● Work task
All lines holding the word "image" should be located in the records and copied.

____

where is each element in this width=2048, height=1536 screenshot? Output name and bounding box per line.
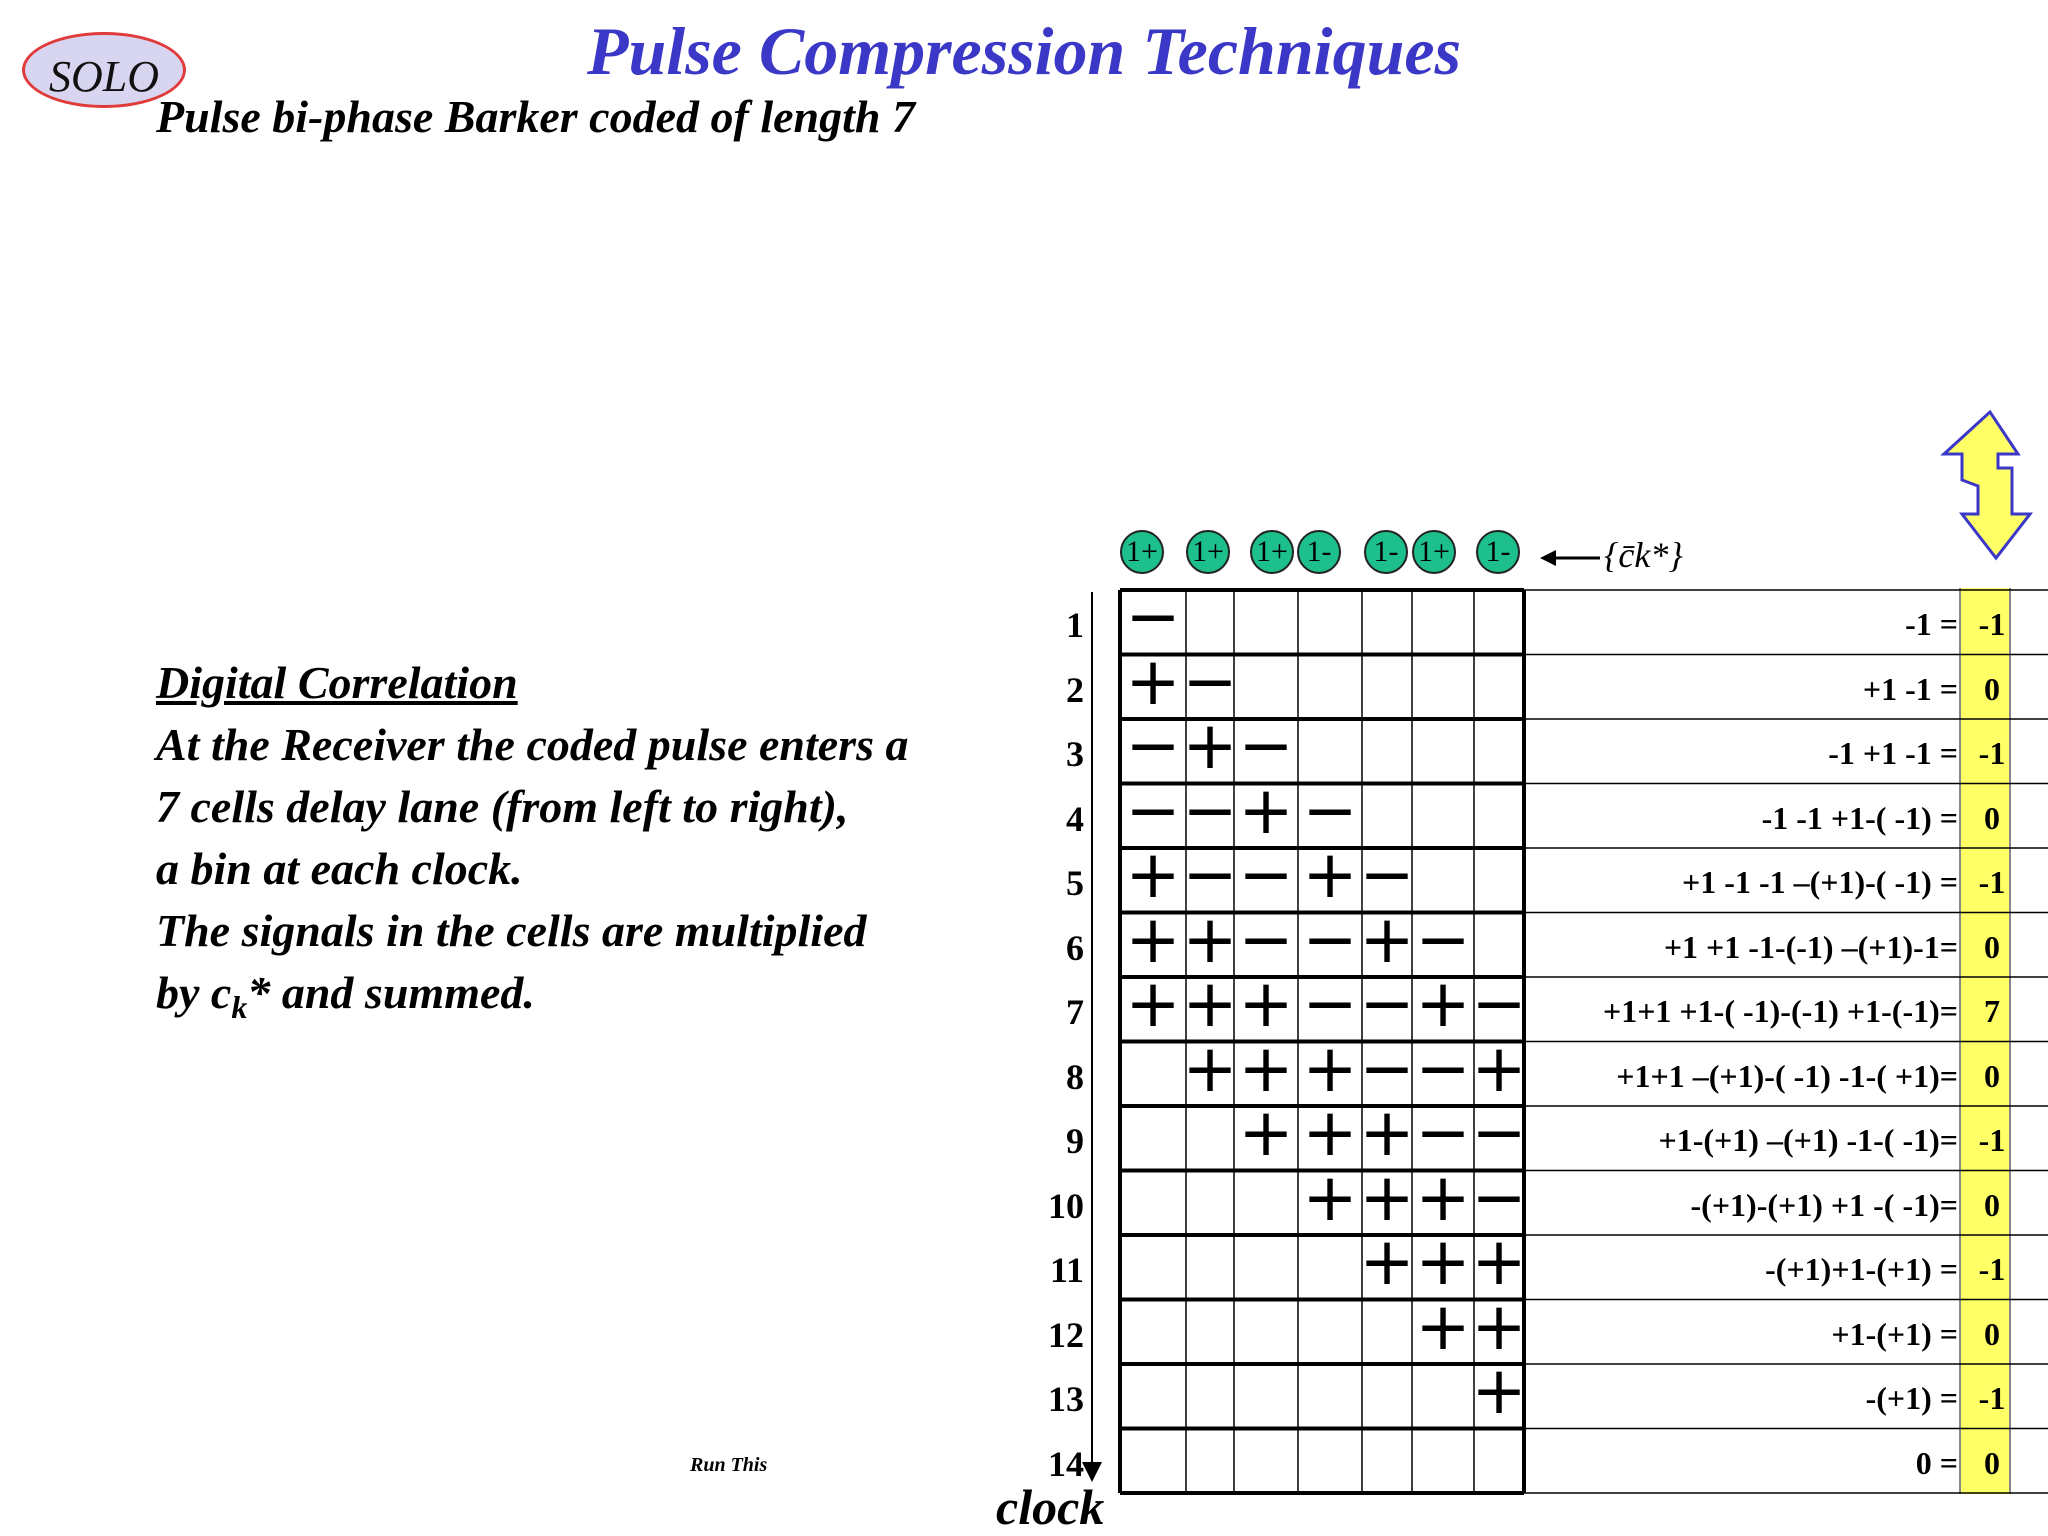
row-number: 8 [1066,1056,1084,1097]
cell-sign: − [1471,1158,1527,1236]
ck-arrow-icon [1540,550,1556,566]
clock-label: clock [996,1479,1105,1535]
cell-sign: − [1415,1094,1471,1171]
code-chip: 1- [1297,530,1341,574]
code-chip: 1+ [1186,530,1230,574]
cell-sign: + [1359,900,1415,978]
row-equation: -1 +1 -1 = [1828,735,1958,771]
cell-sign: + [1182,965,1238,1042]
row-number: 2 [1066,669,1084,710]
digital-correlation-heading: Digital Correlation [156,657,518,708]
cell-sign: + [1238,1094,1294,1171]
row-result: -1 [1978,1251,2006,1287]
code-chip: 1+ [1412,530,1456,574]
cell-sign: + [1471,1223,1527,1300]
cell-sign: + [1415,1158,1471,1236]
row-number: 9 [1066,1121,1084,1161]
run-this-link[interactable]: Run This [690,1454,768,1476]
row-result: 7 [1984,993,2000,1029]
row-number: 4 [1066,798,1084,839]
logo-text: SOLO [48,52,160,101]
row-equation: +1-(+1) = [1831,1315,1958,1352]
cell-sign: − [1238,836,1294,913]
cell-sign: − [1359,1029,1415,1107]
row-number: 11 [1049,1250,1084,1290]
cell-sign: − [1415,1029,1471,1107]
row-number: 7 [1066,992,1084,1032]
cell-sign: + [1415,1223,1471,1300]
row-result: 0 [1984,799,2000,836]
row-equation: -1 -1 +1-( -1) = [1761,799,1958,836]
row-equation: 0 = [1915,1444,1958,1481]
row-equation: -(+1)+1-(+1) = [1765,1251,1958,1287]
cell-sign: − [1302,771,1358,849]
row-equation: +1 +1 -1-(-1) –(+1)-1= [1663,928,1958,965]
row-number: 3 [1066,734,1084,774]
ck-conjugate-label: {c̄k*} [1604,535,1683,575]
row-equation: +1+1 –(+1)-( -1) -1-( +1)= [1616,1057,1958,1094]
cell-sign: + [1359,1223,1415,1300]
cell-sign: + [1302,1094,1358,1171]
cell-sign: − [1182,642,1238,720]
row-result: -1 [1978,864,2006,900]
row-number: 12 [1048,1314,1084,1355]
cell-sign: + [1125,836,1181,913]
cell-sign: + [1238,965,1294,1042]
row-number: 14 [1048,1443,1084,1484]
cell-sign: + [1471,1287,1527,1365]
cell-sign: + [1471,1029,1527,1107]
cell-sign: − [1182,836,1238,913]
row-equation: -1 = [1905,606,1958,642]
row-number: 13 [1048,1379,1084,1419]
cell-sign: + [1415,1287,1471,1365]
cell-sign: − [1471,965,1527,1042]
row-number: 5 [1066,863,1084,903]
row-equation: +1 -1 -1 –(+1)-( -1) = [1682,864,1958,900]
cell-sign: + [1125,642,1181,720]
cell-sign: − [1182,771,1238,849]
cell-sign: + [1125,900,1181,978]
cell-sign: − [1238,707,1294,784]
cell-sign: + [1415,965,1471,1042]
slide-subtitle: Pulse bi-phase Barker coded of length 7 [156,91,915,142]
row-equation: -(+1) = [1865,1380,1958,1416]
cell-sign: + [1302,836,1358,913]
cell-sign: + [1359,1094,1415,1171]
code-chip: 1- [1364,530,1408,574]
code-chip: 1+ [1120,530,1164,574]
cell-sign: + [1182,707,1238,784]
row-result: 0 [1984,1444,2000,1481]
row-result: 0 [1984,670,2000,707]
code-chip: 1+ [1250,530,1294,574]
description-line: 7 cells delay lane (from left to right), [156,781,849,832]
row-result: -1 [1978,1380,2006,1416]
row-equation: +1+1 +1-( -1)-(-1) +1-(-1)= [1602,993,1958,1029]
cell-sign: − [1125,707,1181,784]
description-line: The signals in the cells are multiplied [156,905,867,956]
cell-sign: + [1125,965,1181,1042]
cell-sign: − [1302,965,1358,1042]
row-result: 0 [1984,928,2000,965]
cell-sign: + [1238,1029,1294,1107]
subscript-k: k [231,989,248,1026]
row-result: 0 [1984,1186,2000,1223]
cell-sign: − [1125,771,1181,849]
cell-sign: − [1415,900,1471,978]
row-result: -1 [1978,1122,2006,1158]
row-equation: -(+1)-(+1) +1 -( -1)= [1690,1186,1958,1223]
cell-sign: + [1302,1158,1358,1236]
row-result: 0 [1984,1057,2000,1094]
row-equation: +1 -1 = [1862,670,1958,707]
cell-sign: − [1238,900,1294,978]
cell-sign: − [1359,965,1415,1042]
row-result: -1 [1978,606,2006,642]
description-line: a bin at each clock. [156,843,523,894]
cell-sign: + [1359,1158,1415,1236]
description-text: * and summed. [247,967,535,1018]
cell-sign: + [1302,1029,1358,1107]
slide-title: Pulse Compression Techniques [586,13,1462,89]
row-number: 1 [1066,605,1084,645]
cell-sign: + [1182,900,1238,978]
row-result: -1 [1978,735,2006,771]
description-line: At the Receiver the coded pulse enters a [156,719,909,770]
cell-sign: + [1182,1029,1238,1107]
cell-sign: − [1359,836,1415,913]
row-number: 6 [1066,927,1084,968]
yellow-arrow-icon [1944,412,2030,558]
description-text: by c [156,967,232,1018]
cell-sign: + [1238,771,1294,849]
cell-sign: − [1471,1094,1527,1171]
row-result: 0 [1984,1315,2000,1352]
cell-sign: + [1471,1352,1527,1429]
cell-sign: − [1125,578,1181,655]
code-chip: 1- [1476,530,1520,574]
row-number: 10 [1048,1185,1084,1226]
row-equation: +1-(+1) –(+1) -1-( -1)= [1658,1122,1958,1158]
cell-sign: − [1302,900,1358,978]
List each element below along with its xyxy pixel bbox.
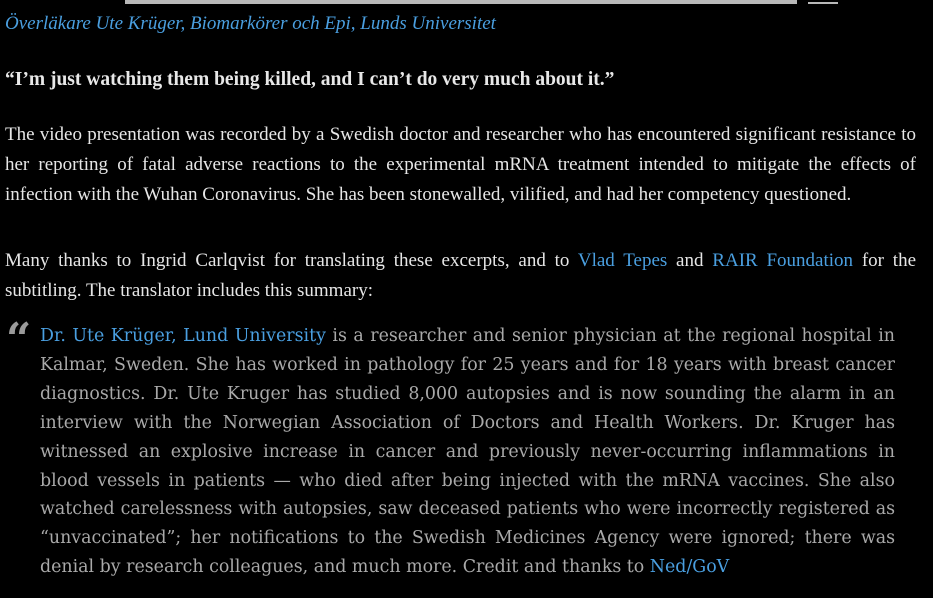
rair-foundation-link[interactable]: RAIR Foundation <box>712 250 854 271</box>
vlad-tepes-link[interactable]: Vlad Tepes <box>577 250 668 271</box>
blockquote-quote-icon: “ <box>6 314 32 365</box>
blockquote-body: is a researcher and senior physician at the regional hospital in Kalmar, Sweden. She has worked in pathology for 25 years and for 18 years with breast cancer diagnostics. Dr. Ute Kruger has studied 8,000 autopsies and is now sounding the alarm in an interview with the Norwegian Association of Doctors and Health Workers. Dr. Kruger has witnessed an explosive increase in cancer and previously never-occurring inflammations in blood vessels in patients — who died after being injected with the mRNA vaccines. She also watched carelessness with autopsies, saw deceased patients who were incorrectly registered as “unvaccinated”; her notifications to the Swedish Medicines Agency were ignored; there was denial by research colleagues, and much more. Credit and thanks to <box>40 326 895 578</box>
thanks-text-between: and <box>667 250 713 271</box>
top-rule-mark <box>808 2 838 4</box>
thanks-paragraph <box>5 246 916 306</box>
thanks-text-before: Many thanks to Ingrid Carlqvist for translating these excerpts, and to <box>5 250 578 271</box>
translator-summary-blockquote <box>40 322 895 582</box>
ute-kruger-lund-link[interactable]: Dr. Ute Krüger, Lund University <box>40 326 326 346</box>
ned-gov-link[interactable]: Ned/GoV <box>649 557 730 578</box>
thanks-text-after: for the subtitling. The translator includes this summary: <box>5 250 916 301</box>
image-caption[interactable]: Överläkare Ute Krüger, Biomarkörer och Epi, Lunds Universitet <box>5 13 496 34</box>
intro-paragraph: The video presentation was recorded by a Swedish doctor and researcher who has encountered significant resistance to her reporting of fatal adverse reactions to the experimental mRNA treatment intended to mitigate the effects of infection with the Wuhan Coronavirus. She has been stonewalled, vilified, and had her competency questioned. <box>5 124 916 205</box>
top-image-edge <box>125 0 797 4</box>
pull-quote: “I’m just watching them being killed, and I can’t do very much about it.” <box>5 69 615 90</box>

____

● Worked solution
image-caption[interactable]: Överläkare Ute Krüger, Biomarkörer och Epi, Lunds Universitet <box>5 13 496 34</box>
top-image-edge <box>125 0 797 4</box>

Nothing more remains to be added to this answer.